→ TASK DIRECTIONS:
Look through the records and report how many lines include the word "whishi", with no other words.

[Extracts from a graphics dataset]
===

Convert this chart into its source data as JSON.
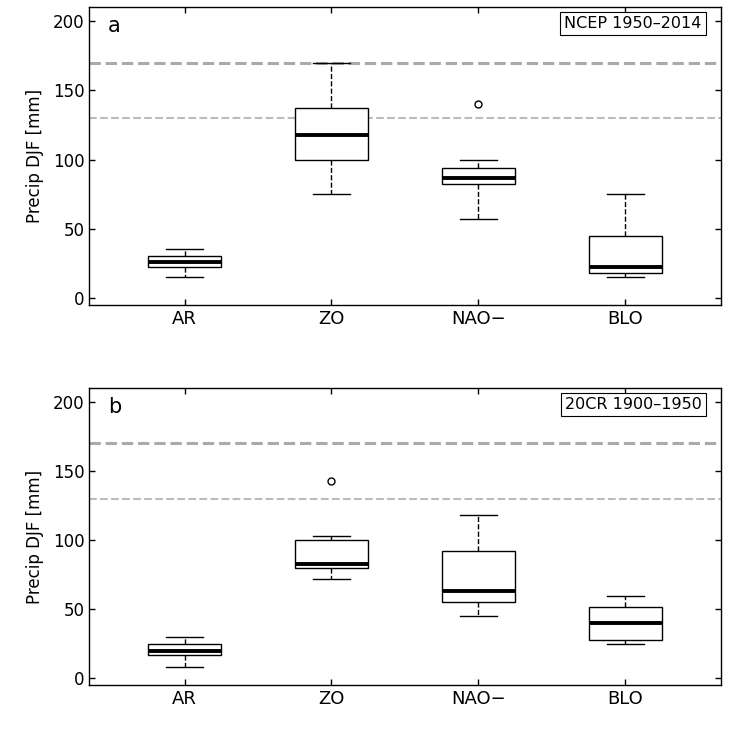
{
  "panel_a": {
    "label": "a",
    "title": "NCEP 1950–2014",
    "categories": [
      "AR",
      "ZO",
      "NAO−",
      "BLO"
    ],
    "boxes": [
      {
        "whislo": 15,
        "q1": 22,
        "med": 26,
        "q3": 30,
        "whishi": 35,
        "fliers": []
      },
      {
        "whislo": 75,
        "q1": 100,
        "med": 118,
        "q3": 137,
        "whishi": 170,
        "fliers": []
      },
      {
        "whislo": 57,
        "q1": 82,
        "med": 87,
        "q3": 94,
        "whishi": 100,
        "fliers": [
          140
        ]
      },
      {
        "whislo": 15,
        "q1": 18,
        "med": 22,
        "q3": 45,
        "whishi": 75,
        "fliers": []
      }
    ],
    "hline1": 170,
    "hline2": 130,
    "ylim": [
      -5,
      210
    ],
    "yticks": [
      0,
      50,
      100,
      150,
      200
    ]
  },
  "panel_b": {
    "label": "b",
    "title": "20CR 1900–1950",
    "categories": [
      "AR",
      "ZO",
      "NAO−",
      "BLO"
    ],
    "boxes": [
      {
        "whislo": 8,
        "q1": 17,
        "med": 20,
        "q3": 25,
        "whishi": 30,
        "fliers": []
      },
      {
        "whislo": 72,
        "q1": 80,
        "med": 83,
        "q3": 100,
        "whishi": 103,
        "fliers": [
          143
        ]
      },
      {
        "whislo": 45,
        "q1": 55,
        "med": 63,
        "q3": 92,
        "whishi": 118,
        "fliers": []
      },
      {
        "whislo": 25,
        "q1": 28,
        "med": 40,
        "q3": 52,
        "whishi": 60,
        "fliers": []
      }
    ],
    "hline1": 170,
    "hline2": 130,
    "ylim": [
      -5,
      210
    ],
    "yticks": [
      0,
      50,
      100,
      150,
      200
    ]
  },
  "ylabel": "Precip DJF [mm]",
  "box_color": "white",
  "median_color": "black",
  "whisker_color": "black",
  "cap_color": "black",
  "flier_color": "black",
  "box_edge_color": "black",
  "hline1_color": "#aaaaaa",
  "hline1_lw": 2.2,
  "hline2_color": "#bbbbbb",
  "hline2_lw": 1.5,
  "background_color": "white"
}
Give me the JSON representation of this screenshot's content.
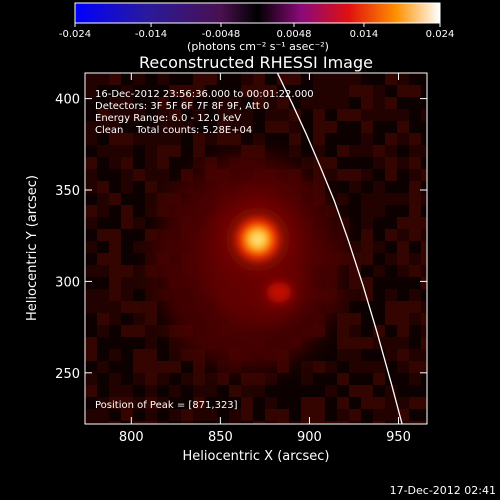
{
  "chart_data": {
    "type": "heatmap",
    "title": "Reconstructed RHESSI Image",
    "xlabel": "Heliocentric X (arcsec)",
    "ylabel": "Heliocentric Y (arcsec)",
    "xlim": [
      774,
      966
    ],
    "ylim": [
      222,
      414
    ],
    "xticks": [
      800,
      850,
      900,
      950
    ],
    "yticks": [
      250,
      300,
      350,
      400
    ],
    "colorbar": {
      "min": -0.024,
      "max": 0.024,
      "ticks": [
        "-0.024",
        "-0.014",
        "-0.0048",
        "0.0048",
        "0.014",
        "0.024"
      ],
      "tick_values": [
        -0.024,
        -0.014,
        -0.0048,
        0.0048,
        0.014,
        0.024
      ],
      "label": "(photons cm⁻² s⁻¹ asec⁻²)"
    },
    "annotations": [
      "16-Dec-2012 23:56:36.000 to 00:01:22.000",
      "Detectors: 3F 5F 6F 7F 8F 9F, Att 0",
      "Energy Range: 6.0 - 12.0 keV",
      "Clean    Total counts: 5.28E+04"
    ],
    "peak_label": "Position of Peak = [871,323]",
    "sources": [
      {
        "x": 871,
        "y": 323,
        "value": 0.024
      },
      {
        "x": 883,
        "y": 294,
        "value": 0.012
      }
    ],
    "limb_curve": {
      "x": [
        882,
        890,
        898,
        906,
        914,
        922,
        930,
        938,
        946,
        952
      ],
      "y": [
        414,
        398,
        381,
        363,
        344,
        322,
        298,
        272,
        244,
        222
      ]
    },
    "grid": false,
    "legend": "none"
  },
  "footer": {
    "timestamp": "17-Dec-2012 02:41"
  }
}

===

→ COMPLETED EXERCISE:
8